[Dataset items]
* BEGIN *
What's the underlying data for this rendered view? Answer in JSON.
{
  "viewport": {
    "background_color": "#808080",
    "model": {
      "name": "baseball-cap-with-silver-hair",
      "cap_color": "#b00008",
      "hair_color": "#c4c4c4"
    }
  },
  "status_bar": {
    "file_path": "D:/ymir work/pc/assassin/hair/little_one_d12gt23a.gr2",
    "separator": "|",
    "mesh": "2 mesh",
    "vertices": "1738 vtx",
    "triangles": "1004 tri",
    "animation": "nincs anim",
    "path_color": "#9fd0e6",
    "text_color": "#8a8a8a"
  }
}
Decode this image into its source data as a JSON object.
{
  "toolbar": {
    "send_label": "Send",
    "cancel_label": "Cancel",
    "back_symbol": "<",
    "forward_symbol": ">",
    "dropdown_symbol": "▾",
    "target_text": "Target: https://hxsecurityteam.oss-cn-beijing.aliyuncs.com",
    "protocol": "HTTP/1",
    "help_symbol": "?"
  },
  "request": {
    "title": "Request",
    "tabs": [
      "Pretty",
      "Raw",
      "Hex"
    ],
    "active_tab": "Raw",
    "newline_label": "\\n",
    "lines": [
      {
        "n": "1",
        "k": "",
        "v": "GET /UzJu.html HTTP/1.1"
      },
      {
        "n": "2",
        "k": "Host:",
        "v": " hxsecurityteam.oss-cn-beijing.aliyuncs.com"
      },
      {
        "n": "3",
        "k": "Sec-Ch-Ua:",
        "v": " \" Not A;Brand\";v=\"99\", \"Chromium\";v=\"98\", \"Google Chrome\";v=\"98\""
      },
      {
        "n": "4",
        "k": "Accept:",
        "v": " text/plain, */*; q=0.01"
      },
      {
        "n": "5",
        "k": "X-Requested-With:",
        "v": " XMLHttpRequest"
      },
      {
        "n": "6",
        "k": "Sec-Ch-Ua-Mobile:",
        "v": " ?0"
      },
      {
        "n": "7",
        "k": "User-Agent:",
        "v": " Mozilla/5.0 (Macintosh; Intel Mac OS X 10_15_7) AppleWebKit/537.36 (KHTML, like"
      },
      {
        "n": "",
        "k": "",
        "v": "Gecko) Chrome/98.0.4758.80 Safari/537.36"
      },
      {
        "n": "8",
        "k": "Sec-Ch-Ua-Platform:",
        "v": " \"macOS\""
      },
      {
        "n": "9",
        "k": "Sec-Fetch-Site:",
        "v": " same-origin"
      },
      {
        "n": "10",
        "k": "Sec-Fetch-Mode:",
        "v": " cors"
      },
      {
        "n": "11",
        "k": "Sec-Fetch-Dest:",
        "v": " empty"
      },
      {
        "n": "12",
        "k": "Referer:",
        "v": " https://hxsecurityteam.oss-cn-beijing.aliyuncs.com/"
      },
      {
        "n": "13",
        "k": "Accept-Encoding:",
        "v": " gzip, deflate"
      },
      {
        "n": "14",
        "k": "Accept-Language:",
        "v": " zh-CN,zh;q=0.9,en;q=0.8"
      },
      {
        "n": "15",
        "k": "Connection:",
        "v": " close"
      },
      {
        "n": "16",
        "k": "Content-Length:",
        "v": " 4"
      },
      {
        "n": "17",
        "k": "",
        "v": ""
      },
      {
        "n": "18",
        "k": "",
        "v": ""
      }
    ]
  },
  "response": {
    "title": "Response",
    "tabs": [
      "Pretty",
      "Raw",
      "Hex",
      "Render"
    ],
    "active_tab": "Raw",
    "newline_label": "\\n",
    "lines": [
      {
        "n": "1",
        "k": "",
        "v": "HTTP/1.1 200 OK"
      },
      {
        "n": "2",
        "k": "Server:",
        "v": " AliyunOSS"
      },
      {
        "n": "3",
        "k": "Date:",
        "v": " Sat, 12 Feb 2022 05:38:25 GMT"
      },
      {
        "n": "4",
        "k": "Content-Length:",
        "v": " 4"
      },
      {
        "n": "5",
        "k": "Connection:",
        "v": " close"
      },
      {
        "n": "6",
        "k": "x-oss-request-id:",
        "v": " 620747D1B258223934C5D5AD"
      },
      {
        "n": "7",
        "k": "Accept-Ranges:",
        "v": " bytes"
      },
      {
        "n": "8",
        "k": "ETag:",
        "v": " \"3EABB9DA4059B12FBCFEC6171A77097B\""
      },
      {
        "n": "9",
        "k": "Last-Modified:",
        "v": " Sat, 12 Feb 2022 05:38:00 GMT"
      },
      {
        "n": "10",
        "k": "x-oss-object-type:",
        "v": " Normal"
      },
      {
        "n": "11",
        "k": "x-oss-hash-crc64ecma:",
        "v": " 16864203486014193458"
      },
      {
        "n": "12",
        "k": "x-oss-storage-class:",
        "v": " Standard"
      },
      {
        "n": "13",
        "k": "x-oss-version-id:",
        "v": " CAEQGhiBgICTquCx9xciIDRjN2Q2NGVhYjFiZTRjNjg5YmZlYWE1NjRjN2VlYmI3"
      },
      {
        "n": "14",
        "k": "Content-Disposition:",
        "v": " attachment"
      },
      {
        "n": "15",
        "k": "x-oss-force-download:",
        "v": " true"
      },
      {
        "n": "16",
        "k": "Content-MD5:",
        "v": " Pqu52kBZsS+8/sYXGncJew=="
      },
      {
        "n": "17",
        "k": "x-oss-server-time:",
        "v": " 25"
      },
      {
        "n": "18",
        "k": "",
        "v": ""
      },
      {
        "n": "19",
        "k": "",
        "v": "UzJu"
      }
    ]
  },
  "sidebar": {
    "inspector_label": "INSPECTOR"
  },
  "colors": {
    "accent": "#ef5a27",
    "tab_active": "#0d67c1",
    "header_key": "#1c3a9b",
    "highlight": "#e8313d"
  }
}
* END *
● **Written task**:
Scan the data for the word "object" and copy every line where it shows up.

● **Correct output**:
Decode this image into its source data as a JSON object.
        "k": "x-oss-object-type:",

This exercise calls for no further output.